# Written problem:
Identify each line holding the string "Reisen" and copy it.
•••
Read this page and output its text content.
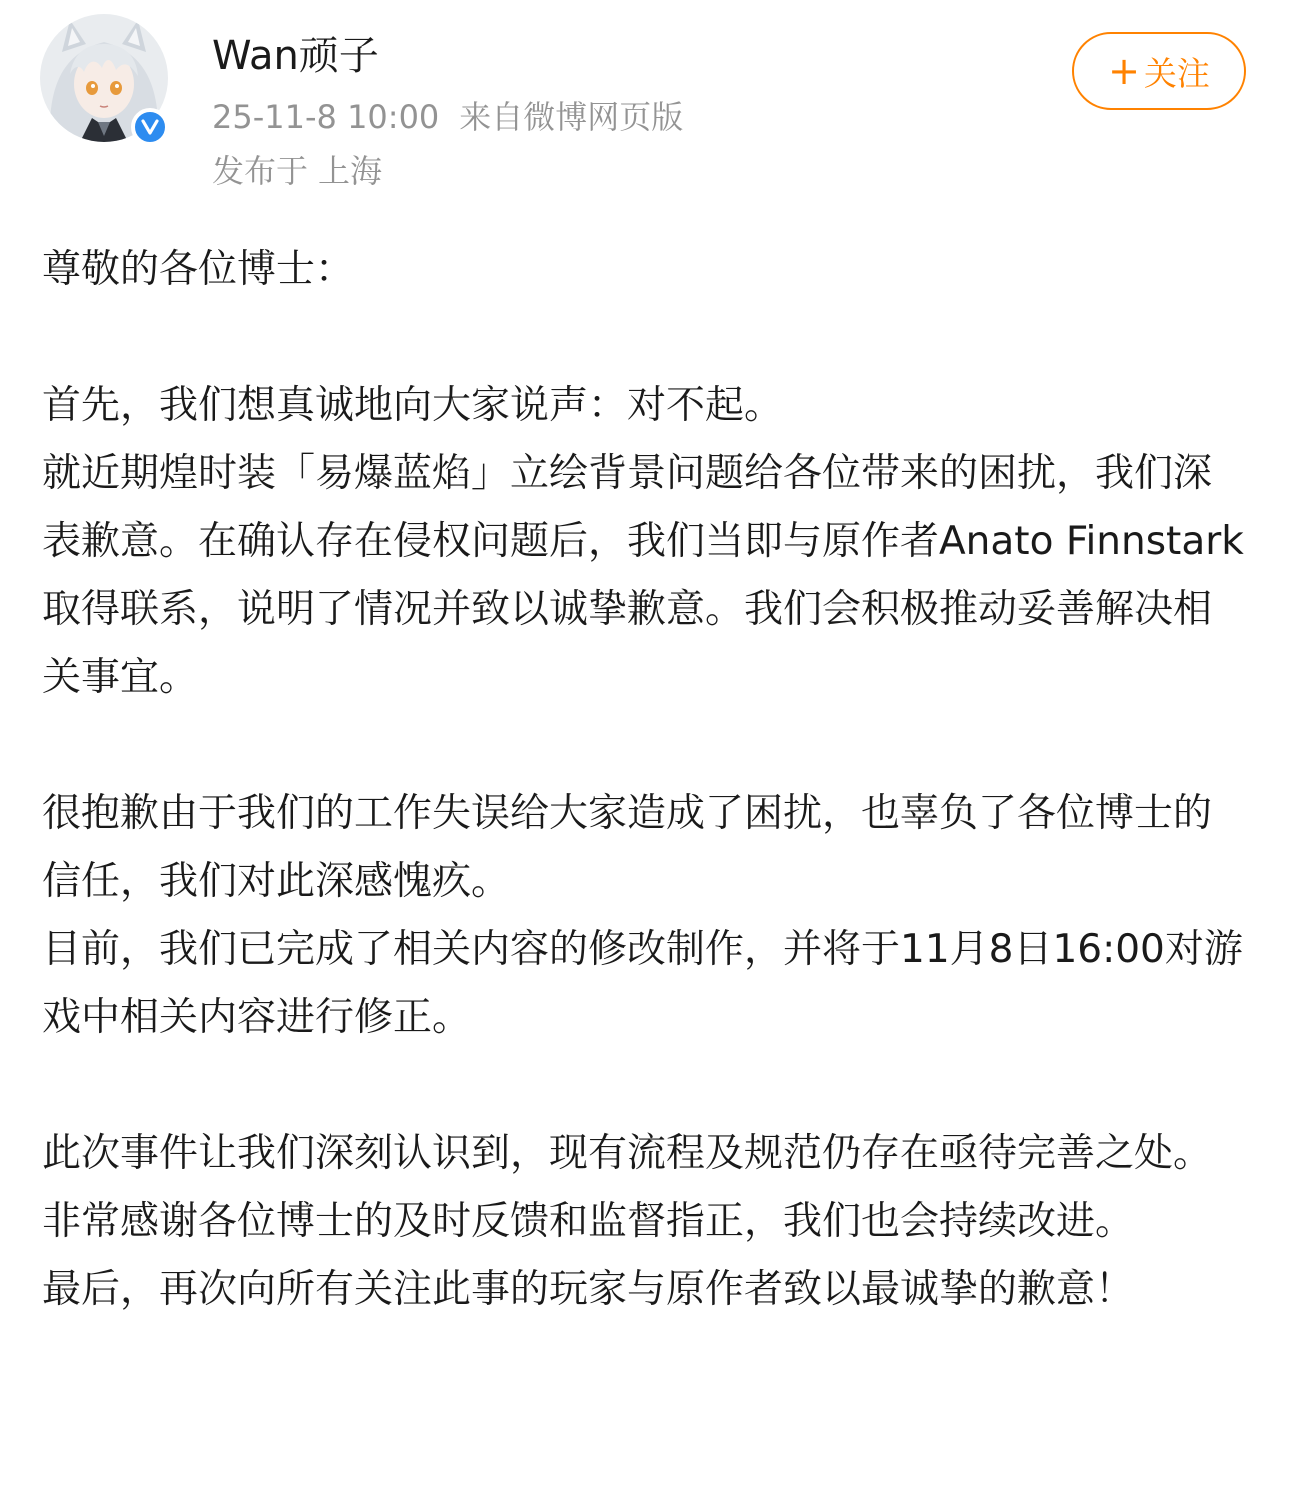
Wan顽子
25-11-8 10:00 来自微博网页版
发布于 上海
+ 关注

尊敬的各位博士：

首先，我们想真诚地向大家说声：对不起。

就近期煌时装「易爆蓝焰」立绘背景问题给各位带来的困扰，我们深表歉意。在确认存在侵权问题后，我们当即与原作者Anato Finnstark取得联系，说明了情况并致以诚挚歉意。我们会积极推动妥善解决相关事宜。

很抱歉由于我们的工作失误给大家造成了困扰，也辜负了各位博士的信任，我们对此深感愧疚。

目前，我们已完成了相关内容的修改制作，并将于11月8日16:00对游戏中相关内容进行修正。

此次事件让我们深刻认识到，现有流程及规范仍存在亟待完善之处。非常感谢各位博士的及时反馈和监督指正，我们也会持续改进。

最后，再次向所有关注此事的玩家与原作者致以最诚挚的歉意！
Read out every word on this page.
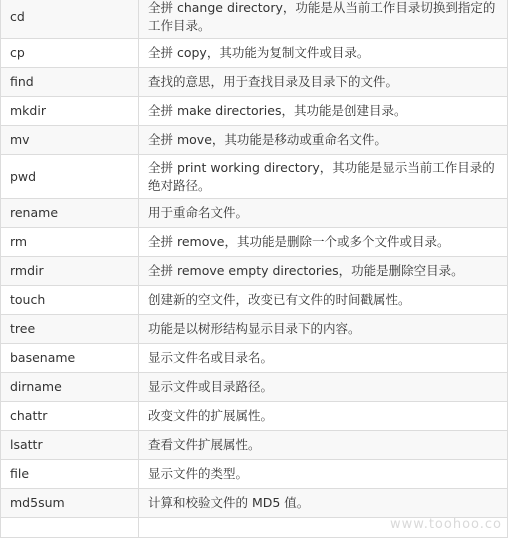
cd	全拼 change directory，功能是从当前工作目录切换到指定的工作目录。
cp	全拼 copy，其功能为复制文件或目录。
find	查找的意思，用于查找目录及目录下的文件。
mkdir	全拼 make directories，其功能是创建目录。
mv	全拼 move，其功能是移动或重命名文件。
pwd	全拼 print working directory，其功能是显示当前工作目录的绝对路径。
rename	用于重命名文件。
rm	全拼 remove，其功能是删除一个或多个文件或目录。
rmdir	全拼 remove empty directories，功能是删除空目录。
touch	创建新的空文件，改变已有文件的时间戳属性。
tree	功能是以树形结构显示目录下的内容。
basename	显示文件名或目录名。
dirname	显示文件或目录路径。
chattr	改变文件的扩展属性。
lsattr	查看文件扩展属性。
file	显示文件的类型。
md5sum	计算和校验文件的 MD5 值。

www.toohoo.co
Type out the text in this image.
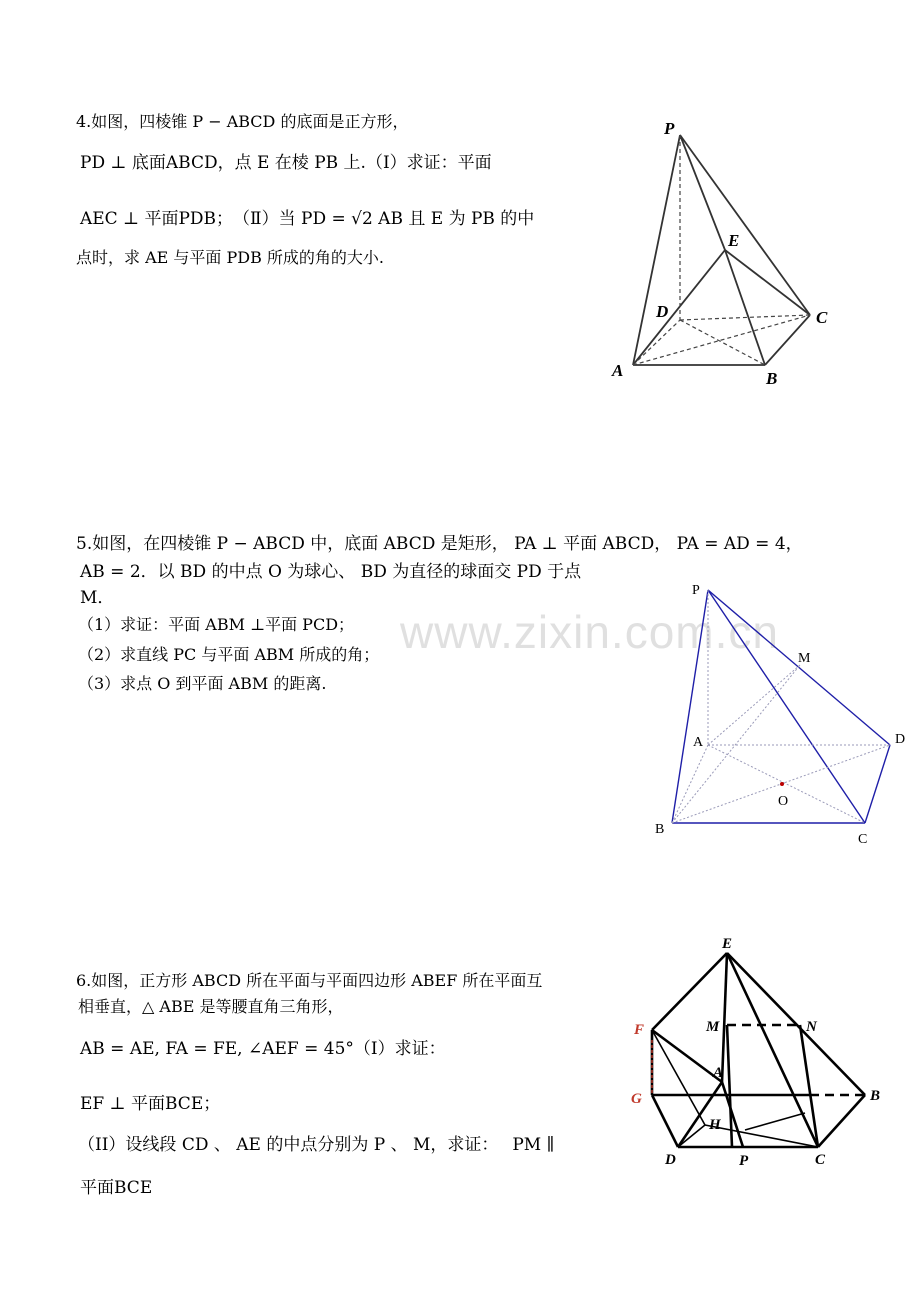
4.如图，四棱锥 P − ABCD 的底面是正方形，
PD ⊥ 底面ABCD，点 E 在棱 PB 上.（Ⅰ）求证：平面
AEC ⊥ 平面PDB；　（Ⅱ）当 PD = √2 AB 且 E 为 PB 的中
点时，求 AE 与平面 PDB 所成的角的大小.
P
E
D	C
A	B
5.如图，在四棱锥 P − ABCD 中，底面 ABCD 是矩形， PA ⊥ 平面 ABCD， PA = AD = 4，
AB = 2．以 BD 的中点 O 为球心、 BD 为直径的球面交 PD 于点
M．
（1）求证：平面 ABM ⊥平面 PCD；
（2）求直线 PC 与平面 ABM 所成的角；
（3）求点 O 到平面 ABM 的距离.
www.zixin.com.cn
P
M
A	D
O
B
C
6.如图，正方形 ABCD 所在平面与平面四边形 ABEF 所在平面互
相垂直，△ ABE 是等腰直角三角形，
AB = AE, FA = FE, ∠AEF = 45°（I）求证：
EF ⊥ 平面BCE；
（II）设线段 CD 、 AE 的中点分别为 P 、 M，求证：　 PM ∥
平面BCE
E
M	N
F
A
G
H
B
D	P	C
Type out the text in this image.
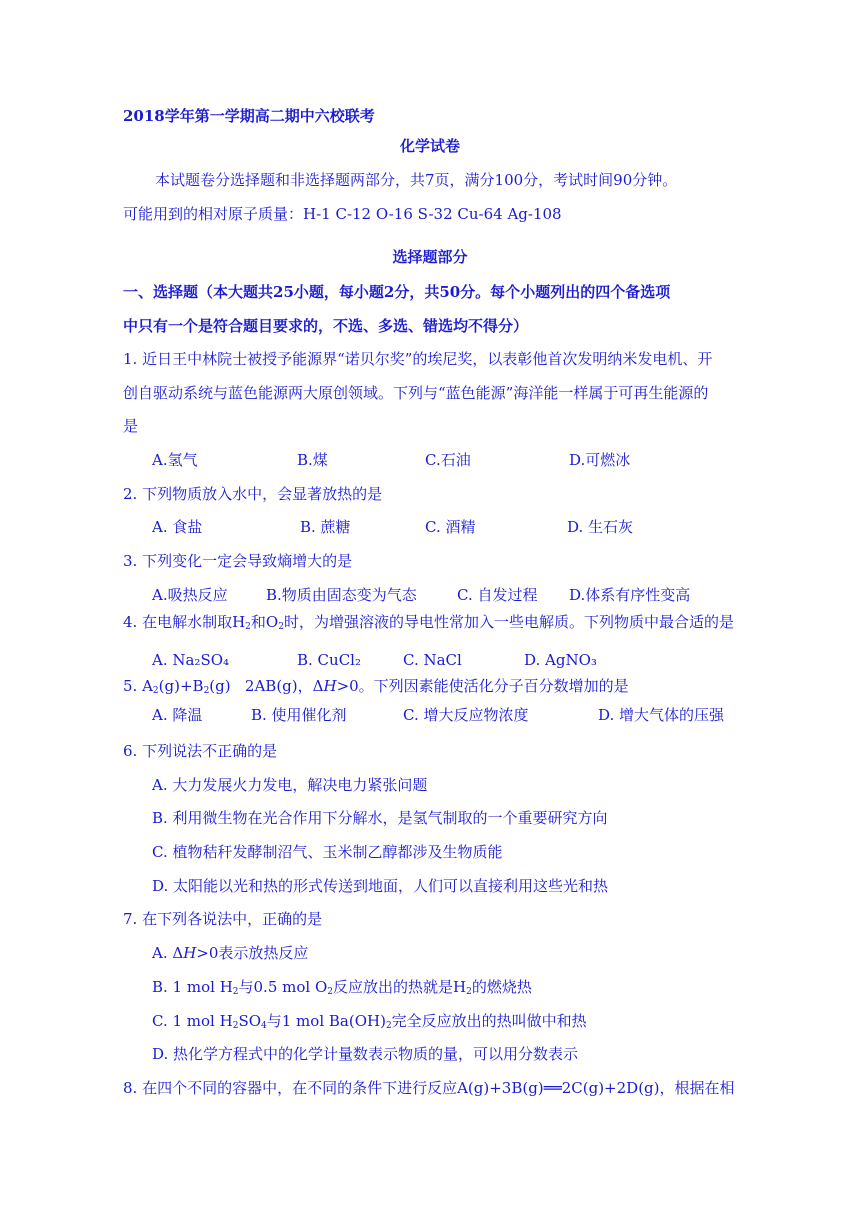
2018学年第一学期高二期中六校联考
化学试卷
本试题卷分选择题和非选择题两部分，共7页，满分100分，考试时间90分钟。
可能用到的相对原子质量：H-1 C-12 O-16 S-32 Cu-64 Ag-108
选择题部分
一、选择题（本大题共25小题，每小题2分，共50分。每个小题列出的四个备选项
中只有一个是符合题目要求的，不选、多选、错选均不得分）
1. 近日王中林院士被授予能源界“诺贝尔奖”的埃尼奖，以表彰他首次发明纳米发电机、开
创自驱动系统与蓝色能源两大原创领域。下列与“蓝色能源”海洋能一样属于可再生能源的
是
A.氢气	B.煤	C.石油	D.可燃冰
2. 下列物质放入水中，会显著放热的是
A. 食盐	B. 蔗糖	C. 酒精	D. 生石灰
3. 下列变化一定会导致熵增大的是
A.吸热反应	B.物质由固态变为气态	C. 自发过程 D.体系有序性变高
4. 在电解水制取$H_2$和$O_2$时，为增强溶液的导电性常加入一些电解质。下列物质中最合适的是
A. Na₂SO₄	B. CuCl₂	C. NaCl	D. AgNO₃
5. $A_2(g)+B_2(g)$ 2AB(g)，ΔH>0。下列因素能使活化分子百分数增加的是
A. 降温	B. 使用催化剂	C. 增大反应物浓度	D. 增大气体的压强
6. 下列说法不正确的是
A. 大力发展火力发电，解决电力紧张问题
B. 利用微生物在光合作用下分解水，是氢气制取的一个重要研究方向
C. 植物秸秆发酵制沼气、玉米制乙醇都涉及生物质能
D. 太阳能以光和热的形式传送到地面，人们可以直接利用这些光和热
7. 在下列各说法中，正确的是
A. ΔH>0表示放热反应
B. 1 mol $H_2$与0.5 mol $O_2$反应放出的热就是$H_2$的燃烧热
C. 1 mol $H_2SO_4$与1 mol $Ba(OH)_2$完全反应放出的热叫做中和热
D. 热化学方程式中的化学计量数表示物质的量，可以用分数表示
8. 在四个不同的容器中，在不同的条件下进行反应A(g)+3B(g)══2C(g)+2D(g)，根据在相
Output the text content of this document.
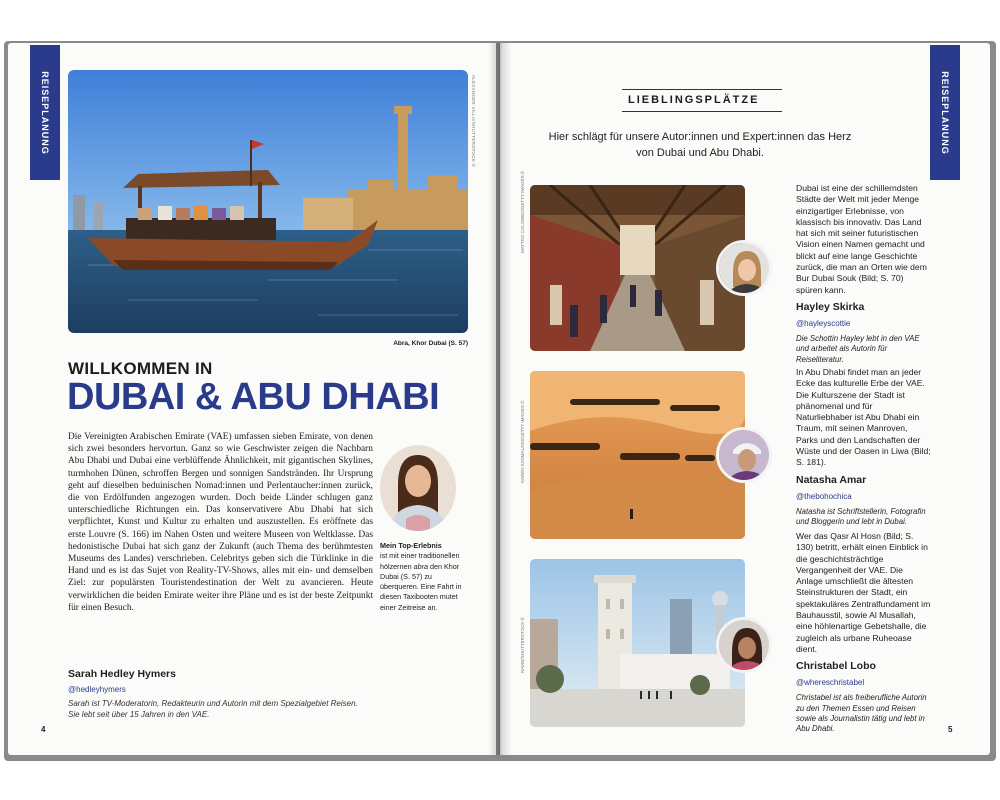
REISEPLANUNG	ALEXANDER VILLA/SHUTTERSTOCK ©
Abra, Khor Dubai (S. 57)
WILLKOMMEN IN
DUBAI & ABU DHABI
Die Vereinigten Arabischen Emirate (VAE) umfassen sieben Emirate, von denen sich zwei besonders hervortun. Ganz so wie Geschwister zeigen die Nachbarn Abu Dhabi und Dubai eine verblüffende Ähnlichkeit, mit gigantischen Skylines, turmhohen Dünen, schroffen Bergen und sonnigen Sandstränden. Ihr Ursprung geht auf dieselben beduinischen Nomad:innen und Perlentaucher:innen zurück, die von Erdölfunden angezogen wurden. Doch beide Länder schlugen ganz unterschiedliche Richtungen ein. Das konservativere Abu Dhabi hat sich verpflichtet, Kunst und Kultur zu erhalten und auszustellen. Es eröffnete das erste Louvre (S. 166) im Nahen Osten und weitere Museen von Weltklasse. Das hedonistische Dubai hat sich ganz der Zukunft (auch Thema des berühmtesten Museums des Landes) verschrieben. Celebritys geben sich die Türklinke in die Hand und es ist das Sujet von Reality-TV-Shows, alles mit ein- und demselben Ziel: zur populärsten Touristendestination der Welt zu avancieren. Heute verwirklichen die beiden Emirate weiter ihre Pläne und es ist der beste Zeitpunkt für einen Besuch.
Sarah Hedley Hymers
@hedleyhymers
Sarah ist TV-Moderatorin, Redakteurin und Autorin mit dem Spezialgebiet Reisen. Sie lebt seit über 15 Jahren in den VAE.
Mein Top-Erlebnis
ist mit einer traditionellen hölzernen abra den Khor Dubai (S. 57) zu überqueren. Eine Fahrt in diesen Taxibooten mutet einer Zeitreise an.
4
REISEPLANUNG
LIEBLINGSPLÄTZE
Hier schlägt für unsere Autor:innen und Expert:innen das Herz von Dubai und Abu Dhabi.
MATTEO COLOMBO/GETTY IMAGES ©
KAREN KASMAUSKI/GETTY IMAGES ©
NAVIN/SHUTTERSTOCK ©
Dubai ist eine der schillerndsten Städte der Welt mit jeder Menge einzigartiger Erlebnisse, von klassisch bis innovativ. Das Land hat sich mit seiner futuristischen Vision einen Namen gemacht und blickt auf eine lange Geschichte zurück, die man an Orten wie dem Bur Dubai Souk (Bild; S. 70) spüren kann.
Hayley Skirka
@hayleyscottie
Die Schottin Hayley lebt in den VAE und arbeitet als Autorin für Reiseliteratur.
In Abu Dhabi findet man an jeder Ecke das kulturelle Erbe der VAE. Die Kulturszene der Stadt ist phänomenal und für Naturliebhaber ist Abu Dhabi ein Traum, mit seinen Manroven, Parks und den Landschaften der Wüste und der Oasen in Liwa (Bild; S. 181).
Natasha Amar
@thebohochica
Natasha ist Schriftstellerin, Fotografin und Bloggerin und lebt in Dubai.
Wer das Qasr Al Hosn (Bild; S. 130) betritt, erhält einen Einblick in die geschichtsträchtige Vergangenheit der VAE. Die Anlage umschließt die ältesten Steinstrukturen der Stadt, ein spektakuläres Zentralfundament im Bauhausstil, sowie Al Musallah, eine höhlenartige Gebetshalle, die zugleich als urbane Ruheoase dient.
Christabel Lobo
@whereschristabel
Christabel ist als freiberufliche Autorin zu den Themen Essen und Reisen sowie als Journalistin tätig und lebt in Abu Dhabi.	5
•••
# Exercise output:
Sarah ist TV-Moderatorin, Redakteurin und Autorin mit dem Spezialgebiet Reisen. Sie lebt seit über 15 Jahren in den VAE.
Christabel ist als freiberufliche Autorin zu den Themen Essen und Reisen sowie als Journalistin tätig und lebt in Abu Dhabi.	5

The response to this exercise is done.